Aim of the task: In the entries below, identify every line with the string "杂费只有新生一年级收取" and copy it.

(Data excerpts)
↓↓↓

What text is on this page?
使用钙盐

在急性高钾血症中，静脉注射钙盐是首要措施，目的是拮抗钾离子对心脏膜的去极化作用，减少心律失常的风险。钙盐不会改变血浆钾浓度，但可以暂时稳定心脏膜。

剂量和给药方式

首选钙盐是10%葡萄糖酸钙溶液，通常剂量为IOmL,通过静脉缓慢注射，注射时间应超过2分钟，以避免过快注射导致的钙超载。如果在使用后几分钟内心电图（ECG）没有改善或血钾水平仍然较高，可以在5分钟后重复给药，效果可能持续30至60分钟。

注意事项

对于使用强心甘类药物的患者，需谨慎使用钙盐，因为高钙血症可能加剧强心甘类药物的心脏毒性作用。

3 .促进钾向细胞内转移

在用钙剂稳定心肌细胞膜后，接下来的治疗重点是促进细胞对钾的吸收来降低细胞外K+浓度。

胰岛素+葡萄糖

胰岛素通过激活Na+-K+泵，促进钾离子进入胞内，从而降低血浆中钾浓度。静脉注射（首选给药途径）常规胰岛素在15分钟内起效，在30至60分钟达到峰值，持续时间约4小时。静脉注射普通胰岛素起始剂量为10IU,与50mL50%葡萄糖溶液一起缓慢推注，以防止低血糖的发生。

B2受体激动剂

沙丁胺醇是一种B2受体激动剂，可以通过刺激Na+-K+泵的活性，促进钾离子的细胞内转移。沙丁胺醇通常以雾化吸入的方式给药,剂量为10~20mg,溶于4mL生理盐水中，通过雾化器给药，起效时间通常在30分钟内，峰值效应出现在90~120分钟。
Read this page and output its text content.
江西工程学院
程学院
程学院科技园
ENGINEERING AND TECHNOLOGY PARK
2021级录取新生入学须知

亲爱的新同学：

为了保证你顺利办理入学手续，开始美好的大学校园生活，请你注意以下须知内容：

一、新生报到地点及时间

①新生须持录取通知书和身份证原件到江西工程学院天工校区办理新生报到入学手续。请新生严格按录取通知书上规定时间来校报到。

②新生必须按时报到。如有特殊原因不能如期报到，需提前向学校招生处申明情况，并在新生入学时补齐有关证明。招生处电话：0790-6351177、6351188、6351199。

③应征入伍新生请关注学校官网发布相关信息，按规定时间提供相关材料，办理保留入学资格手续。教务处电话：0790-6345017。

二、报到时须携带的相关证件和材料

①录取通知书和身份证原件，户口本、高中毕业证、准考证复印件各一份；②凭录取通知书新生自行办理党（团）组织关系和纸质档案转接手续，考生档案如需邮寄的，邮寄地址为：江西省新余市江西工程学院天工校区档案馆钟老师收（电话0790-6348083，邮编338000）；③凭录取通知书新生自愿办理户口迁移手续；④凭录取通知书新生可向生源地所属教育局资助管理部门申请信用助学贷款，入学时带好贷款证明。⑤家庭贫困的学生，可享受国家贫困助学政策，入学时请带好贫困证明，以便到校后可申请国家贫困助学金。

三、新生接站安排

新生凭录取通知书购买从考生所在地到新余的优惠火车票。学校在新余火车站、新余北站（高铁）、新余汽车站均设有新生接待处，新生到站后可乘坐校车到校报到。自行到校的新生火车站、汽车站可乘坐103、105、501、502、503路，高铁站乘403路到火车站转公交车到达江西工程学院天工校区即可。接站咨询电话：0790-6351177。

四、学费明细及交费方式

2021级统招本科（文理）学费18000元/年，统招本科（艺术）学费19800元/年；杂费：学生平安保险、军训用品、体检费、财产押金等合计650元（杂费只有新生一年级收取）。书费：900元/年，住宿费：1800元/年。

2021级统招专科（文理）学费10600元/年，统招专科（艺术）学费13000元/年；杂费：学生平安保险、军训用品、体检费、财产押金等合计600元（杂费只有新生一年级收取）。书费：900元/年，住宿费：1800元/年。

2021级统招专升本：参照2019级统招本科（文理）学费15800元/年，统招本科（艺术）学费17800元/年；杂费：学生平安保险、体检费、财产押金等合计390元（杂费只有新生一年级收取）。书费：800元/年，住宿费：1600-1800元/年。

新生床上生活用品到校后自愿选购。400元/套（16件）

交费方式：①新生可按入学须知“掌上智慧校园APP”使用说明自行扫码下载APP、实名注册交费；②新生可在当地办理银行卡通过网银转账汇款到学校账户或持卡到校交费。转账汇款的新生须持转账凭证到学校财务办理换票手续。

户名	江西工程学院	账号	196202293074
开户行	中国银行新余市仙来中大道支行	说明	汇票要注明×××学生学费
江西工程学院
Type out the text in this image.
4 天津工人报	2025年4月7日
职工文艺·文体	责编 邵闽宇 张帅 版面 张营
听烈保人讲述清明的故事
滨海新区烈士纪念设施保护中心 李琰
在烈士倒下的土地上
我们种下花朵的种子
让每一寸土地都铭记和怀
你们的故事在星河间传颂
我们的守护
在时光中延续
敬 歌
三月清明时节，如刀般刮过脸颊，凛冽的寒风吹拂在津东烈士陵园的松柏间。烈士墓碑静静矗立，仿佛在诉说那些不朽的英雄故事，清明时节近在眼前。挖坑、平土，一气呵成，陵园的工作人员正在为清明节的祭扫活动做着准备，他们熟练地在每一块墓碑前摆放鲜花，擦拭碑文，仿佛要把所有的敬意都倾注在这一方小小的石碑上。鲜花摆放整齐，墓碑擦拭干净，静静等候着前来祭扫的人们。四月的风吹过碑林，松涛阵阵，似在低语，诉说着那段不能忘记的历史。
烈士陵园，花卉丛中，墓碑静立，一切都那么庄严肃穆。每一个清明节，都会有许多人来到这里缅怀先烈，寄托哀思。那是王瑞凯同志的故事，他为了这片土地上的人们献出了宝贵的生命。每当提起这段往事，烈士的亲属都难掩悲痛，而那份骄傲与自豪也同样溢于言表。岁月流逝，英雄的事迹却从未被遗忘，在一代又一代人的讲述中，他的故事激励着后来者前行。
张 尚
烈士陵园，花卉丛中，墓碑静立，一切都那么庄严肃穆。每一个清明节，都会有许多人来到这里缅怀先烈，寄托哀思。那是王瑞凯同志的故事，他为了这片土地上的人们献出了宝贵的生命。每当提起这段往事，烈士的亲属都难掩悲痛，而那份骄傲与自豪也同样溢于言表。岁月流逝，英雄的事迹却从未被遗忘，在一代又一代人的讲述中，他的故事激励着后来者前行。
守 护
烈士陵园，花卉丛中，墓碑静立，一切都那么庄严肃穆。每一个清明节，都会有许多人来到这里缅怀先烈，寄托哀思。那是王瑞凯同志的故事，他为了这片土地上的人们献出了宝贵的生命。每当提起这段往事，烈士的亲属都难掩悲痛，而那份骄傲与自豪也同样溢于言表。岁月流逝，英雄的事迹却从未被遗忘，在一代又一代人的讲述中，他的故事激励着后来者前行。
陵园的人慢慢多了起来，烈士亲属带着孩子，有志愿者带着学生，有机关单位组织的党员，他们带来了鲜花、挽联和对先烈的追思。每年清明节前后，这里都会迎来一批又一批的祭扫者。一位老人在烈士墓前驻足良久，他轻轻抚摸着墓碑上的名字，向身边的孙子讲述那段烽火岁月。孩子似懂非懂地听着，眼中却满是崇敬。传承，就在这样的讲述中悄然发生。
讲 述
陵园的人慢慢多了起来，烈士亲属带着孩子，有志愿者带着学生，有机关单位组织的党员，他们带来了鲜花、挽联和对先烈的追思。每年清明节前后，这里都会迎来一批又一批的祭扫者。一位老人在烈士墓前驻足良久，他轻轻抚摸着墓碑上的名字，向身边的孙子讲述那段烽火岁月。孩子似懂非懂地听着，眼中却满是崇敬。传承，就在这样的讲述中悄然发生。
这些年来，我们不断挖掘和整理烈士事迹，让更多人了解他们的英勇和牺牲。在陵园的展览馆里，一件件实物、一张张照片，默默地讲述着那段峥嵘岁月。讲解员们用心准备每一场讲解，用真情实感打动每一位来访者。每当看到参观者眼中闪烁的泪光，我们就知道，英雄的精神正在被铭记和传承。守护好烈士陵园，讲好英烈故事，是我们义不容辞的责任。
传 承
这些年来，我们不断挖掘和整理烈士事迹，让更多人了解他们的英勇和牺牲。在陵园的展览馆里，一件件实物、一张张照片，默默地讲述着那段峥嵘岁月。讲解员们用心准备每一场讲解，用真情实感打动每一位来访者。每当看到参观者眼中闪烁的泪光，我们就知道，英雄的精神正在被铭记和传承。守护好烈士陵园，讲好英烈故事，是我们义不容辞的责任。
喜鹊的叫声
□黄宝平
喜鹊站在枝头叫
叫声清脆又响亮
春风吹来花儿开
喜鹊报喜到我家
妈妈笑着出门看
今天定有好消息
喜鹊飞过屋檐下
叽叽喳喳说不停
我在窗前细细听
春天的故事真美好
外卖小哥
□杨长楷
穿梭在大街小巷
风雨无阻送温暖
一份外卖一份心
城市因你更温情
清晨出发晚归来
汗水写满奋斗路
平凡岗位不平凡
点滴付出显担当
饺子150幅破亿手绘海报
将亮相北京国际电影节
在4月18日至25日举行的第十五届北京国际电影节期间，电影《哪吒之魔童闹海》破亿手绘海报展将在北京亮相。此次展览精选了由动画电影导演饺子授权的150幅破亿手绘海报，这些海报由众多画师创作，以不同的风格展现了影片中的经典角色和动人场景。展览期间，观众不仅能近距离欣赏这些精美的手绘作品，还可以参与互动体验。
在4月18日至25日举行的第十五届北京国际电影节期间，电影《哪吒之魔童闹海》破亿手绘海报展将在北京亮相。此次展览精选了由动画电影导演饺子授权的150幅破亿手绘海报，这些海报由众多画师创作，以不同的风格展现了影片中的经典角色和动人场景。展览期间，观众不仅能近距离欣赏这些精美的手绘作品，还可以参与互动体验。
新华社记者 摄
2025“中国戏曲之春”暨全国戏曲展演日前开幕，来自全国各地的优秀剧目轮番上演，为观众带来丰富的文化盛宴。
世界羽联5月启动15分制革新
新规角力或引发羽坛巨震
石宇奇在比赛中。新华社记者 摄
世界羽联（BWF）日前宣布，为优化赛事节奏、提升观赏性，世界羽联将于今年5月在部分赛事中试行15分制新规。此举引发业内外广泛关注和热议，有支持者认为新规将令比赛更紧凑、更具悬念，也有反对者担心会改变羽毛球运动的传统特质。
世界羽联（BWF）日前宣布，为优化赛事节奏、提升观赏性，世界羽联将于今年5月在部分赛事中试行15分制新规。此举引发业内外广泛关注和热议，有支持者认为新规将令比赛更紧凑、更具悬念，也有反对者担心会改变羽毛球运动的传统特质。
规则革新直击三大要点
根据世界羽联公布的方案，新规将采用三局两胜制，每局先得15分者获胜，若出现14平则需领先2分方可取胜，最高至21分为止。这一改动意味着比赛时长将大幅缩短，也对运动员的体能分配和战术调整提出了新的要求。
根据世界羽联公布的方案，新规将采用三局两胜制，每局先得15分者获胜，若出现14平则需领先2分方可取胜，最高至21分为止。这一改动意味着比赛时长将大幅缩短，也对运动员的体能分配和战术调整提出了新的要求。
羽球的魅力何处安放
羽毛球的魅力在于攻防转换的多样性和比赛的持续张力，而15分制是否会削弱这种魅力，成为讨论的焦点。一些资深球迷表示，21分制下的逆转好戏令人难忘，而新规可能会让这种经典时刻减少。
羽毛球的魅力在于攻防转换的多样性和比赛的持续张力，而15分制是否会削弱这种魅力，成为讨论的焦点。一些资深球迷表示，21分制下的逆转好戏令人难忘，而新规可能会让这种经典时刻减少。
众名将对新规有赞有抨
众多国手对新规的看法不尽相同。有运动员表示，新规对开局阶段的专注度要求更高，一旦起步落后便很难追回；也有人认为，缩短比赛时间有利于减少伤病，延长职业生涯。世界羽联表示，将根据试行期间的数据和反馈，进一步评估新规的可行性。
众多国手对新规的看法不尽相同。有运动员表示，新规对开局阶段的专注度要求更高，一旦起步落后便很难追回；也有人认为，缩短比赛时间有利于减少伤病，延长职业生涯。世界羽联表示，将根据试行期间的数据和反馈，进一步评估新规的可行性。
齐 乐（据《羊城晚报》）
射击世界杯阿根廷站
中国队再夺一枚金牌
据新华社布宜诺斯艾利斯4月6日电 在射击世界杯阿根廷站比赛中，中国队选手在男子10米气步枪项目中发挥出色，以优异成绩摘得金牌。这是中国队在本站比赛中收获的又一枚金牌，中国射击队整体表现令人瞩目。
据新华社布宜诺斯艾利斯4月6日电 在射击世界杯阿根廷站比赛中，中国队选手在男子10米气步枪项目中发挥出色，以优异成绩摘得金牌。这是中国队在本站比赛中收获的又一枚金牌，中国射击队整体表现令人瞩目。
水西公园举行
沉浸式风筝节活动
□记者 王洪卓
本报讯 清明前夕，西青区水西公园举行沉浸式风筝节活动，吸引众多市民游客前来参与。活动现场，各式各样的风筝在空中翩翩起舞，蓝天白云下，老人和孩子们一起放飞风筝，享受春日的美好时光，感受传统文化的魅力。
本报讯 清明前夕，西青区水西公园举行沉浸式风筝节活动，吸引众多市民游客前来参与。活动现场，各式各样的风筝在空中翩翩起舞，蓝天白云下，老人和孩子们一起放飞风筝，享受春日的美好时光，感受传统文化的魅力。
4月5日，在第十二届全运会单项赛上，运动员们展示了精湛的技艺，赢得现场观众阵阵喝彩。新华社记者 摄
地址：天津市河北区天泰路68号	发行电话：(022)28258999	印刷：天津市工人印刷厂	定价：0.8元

↑↑↑

Result of this task:
2021级统招本科（文理）学费18000元/年，统招本科（艺术）学费19800元/年；杂费：学生平安保险、军训用品、体检费、财产押金等合计650元（杂费只有新生一年级收取）。书费：900元/年，住宿费：1800元/年。
2021级统招专科（文理）学费10600元/年，统招专科（艺术）学费13000元/年；杂费：学生平安保险、军训用品、体检费、财产押金等合计600元（杂费只有新生一年级收取）。书费：900元/年，住宿费：1800元/年。
2021级统招专升本：参照2019级统招本科（文理）学费15800元/年，统招本科（艺术）学费17800元/年；杂费：学生平安保险、体检费、财产押金等合计390元（杂费只有新生一年级收取）。书费：800元/年，住宿费：1600-1800元/年。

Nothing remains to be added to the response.